Return every record below exactly as written, omitting any pictures.

Dataset excerpt:
══════════════════════════════
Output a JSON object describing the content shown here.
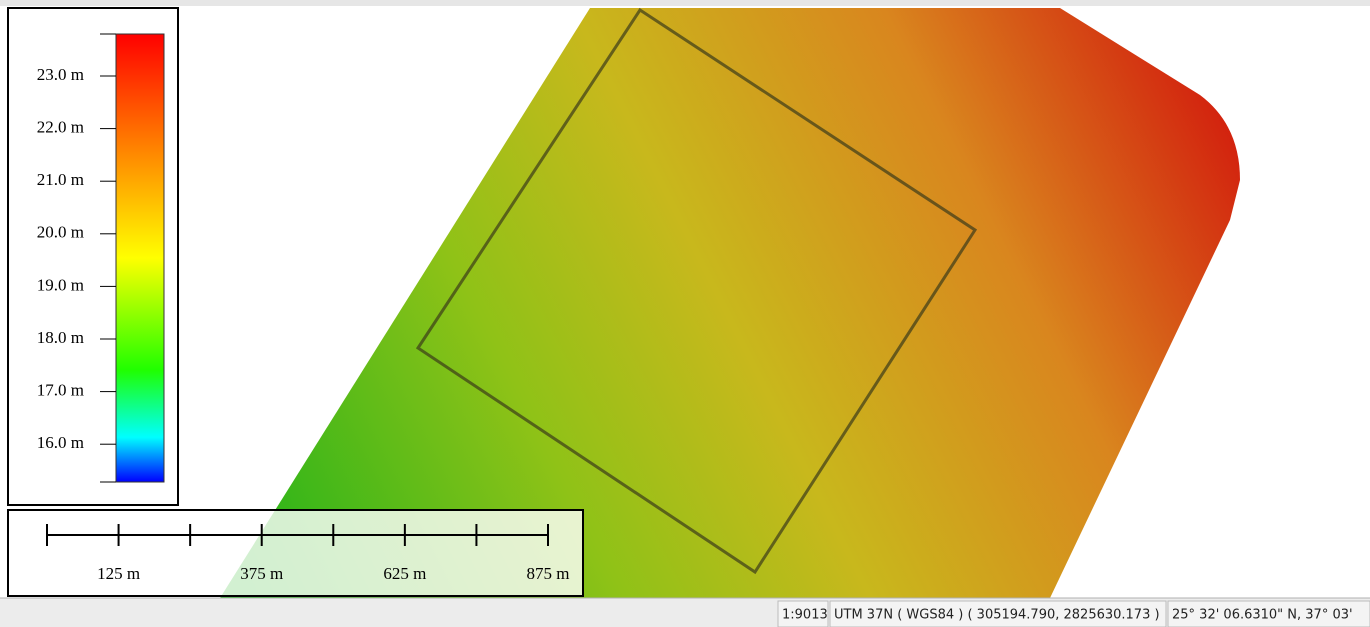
{
  "legend": {
    "labels": [
      "23.0 m",
      "22.0 m",
      "21.0 m",
      "20.0 m",
      "19.0 m",
      "18.0 m",
      "17.0 m",
      "16.0 m"
    ]
  },
  "scale_bar": {
    "labels": [
      "125 m",
      "375 m",
      "625 m",
      "875 m"
    ]
  },
  "status_bar": {
    "scale": "1:9013",
    "projection": "UTM 37N ( WGS84 ) ( 305194.790, 2825630.173 )",
    "coordinates": "25° 32' 06.6310\" N, 37° 03' "
  }
}
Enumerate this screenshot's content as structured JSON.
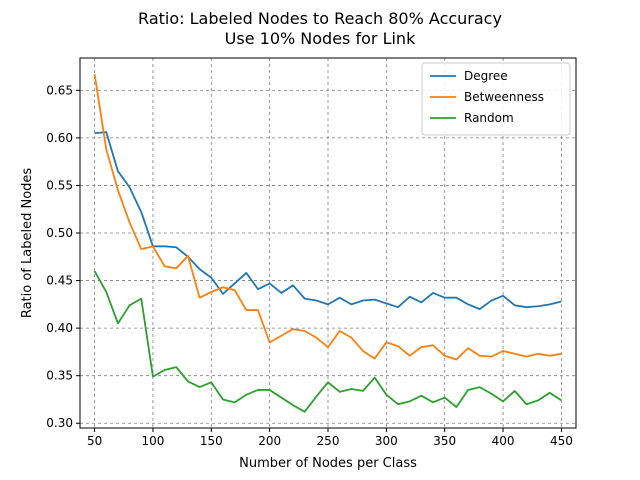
{
  "chart_data": {
    "type": "line",
    "title": "Ratio: Labeled Nodes to Reach 80% Accuracy",
    "subtitle": "Use 10% Nodes for Link",
    "xlabel": "Number of Nodes per Class",
    "ylabel": "Ratio of Labeled Nodes",
    "xlim": [
      37.5,
      462.5
    ],
    "ylim": [
      0.295,
      0.684
    ],
    "xticks": [
      50,
      100,
      150,
      200,
      250,
      300,
      350,
      400,
      450
    ],
    "xtick_labels": [
      "50",
      "100",
      "150",
      "200",
      "250",
      "300",
      "350",
      "400",
      "450"
    ],
    "yticks": [
      0.3,
      0.35,
      0.4,
      0.45,
      0.5,
      0.55,
      0.6,
      0.65
    ],
    "ytick_labels": [
      "0.30",
      "0.35",
      "0.40",
      "0.45",
      "0.50",
      "0.55",
      "0.60",
      "0.65"
    ],
    "grid": true,
    "legend_position": "top-right",
    "x": [
      50,
      60,
      70,
      80,
      90,
      100,
      110,
      120,
      130,
      140,
      150,
      160,
      170,
      180,
      190,
      200,
      210,
      220,
      230,
      240,
      250,
      260,
      270,
      280,
      290,
      300,
      310,
      320,
      330,
      340,
      350,
      360,
      370,
      380,
      390,
      400,
      410,
      420,
      430,
      440,
      450
    ],
    "series": [
      {
        "name": "Degree",
        "color": "#1f77b4",
        "values": [
          0.605,
          0.606,
          0.565,
          0.548,
          0.522,
          0.486,
          0.486,
          0.485,
          0.475,
          0.462,
          0.453,
          0.436,
          0.447,
          0.458,
          0.441,
          0.447,
          0.437,
          0.445,
          0.431,
          0.429,
          0.425,
          0.432,
          0.425,
          0.429,
          0.43,
          0.426,
          0.422,
          0.433,
          0.427,
          0.437,
          0.432,
          0.432,
          0.425,
          0.42,
          0.429,
          0.434,
          0.424,
          0.422,
          0.423,
          0.425,
          0.428
        ]
      },
      {
        "name": "Betweenness",
        "color": "#ff7f0e",
        "values": [
          0.667,
          0.588,
          0.545,
          0.511,
          0.483,
          0.486,
          0.465,
          0.463,
          0.476,
          0.432,
          0.438,
          0.443,
          0.44,
          0.419,
          0.419,
          0.385,
          0.392,
          0.399,
          0.397,
          0.39,
          0.38,
          0.397,
          0.39,
          0.376,
          0.368,
          0.385,
          0.381,
          0.371,
          0.38,
          0.382,
          0.371,
          0.367,
          0.379,
          0.371,
          0.37,
          0.376,
          0.373,
          0.37,
          0.373,
          0.371,
          0.373
        ]
      },
      {
        "name": "Random",
        "color": "#2ca02c",
        "values": [
          0.46,
          0.438,
          0.405,
          0.424,
          0.431,
          0.349,
          0.356,
          0.359,
          0.344,
          0.338,
          0.343,
          0.325,
          0.322,
          0.33,
          0.335,
          0.335,
          0.327,
          0.319,
          0.312,
          0.328,
          0.343,
          0.333,
          0.336,
          0.334,
          0.348,
          0.33,
          0.32,
          0.323,
          0.329,
          0.322,
          0.327,
          0.317,
          0.335,
          0.338,
          0.331,
          0.323,
          0.334,
          0.32,
          0.324,
          0.332,
          0.324
        ]
      }
    ]
  }
}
══════════════════════════════
▶ Written solution:
Output a JSON object describing the content shown here.
{
  "legend": {
    "labels": [
      "23.0 m",
      "22.0 m",
      "21.0 m",
      "20.0 m",
      "19.0 m",
      "18.0 m",
      "17.0 m",
      "16.0 m"
    ]
  },
  "scale_bar": {
    "labels": [
      "125 m",
      "375 m",
      "625 m",
      "875 m"
    ]
  },
  "status_bar": {
    "scale": "1:9013",
    "projection": "UTM 37N ( WGS84 ) ( 305194.790, 2825630.173 )",
    "coordinates": "25° 32' 06.6310\" N, 37° 03' "
  }
}
Enumerate this screenshot's content as structured JSON.
{
  "chart_data": {
    "type": "line",
    "title": "Ratio: Labeled Nodes to Reach 80% Accuracy",
    "subtitle": "Use 10% Nodes for Link",
    "xlabel": "Number of Nodes per Class",
    "ylabel": "Ratio of Labeled Nodes",
    "xlim": [
      37.5,
      462.5
    ],
    "ylim": [
      0.295,
      0.684
    ],
    "xticks": [
      50,
      100,
      150,
      200,
      250,
      300,
      350,
      400,
      450
    ],
    "xtick_labels": [
      "50",
      "100",
      "150",
      "200",
      "250",
      "300",
      "350",
      "400",
      "450"
    ],
    "yticks": [
      0.3,
      0.35,
      0.4,
      0.45,
      0.5,
      0.55,
      0.6,
      0.65
    ],
    "ytick_labels": [
      "0.30",
      "0.35",
      "0.40",
      "0.45",
      "0.50",
      "0.55",
      "0.60",
      "0.65"
    ],
    "grid": true,
    "legend_position": "top-right",
    "x": [
      50,
      60,
      70,
      80,
      90,
      100,
      110,
      120,
      130,
      140,
      150,
      160,
      170,
      180,
      190,
      200,
      210,
      220,
      230,
      240,
      250,
      260,
      270,
      280,
      290,
      300,
      310,
      320,
      330,
      340,
      350,
      360,
      370,
      380,
      390,
      400,
      410,
      420,
      430,
      440,
      450
    ],
    "series": [
      {
        "name": "Degree",
        "color": "#1f77b4",
        "values": [
          0.605,
          0.606,
          0.565,
          0.548,
          0.522,
          0.486,
          0.486,
          0.485,
          0.475,
          0.462,
          0.453,
          0.436,
          0.447,
          0.458,
          0.441,
          0.447,
          0.437,
          0.445,
          0.431,
          0.429,
          0.425,
          0.432,
          0.425,
          0.429,
          0.43,
          0.426,
          0.422,
          0.433,
          0.427,
          0.437,
          0.432,
          0.432,
          0.425,
          0.42,
          0.429,
          0.434,
          0.424,
          0.422,
          0.423,
          0.425,
          0.428
        ]
      },
      {
        "name": "Betweenness",
        "color": "#ff7f0e",
        "values": [
          0.667,
          0.588,
          0.545,
          0.511,
          0.483,
          0.486,
          0.465,
          0.463,
          0.476,
          0.432,
          0.438,
          0.443,
          0.44,
          0.419,
          0.419,
          0.385,
          0.392,
          0.399,
          0.397,
          0.39,
          0.38,
          0.397,
          0.39,
          0.376,
          0.368,
          0.385,
          0.381,
          0.371,
          0.38,
          0.382,
          0.371,
          0.367,
          0.379,
          0.371,
          0.37,
          0.376,
          0.373,
          0.37,
          0.373,
          0.371,
          0.373
        ]
      },
      {
        "name": "Random",
        "color": "#2ca02c",
        "values": [
          0.46,
          0.438,
          0.405,
          0.424,
          0.431,
          0.349,
          0.356,
          0.359,
          0.344,
          0.338,
          0.343,
          0.325,
          0.322,
          0.33,
          0.335,
          0.335,
          0.327,
          0.319,
          0.312,
          0.328,
          0.343,
          0.333,
          0.336,
          0.334,
          0.348,
          0.33,
          0.32,
          0.323,
          0.329,
          0.322,
          0.327,
          0.317,
          0.335,
          0.338,
          0.331,
          0.323,
          0.334,
          0.32,
          0.324,
          0.332,
          0.324
        ]
      }
    ]
  }
}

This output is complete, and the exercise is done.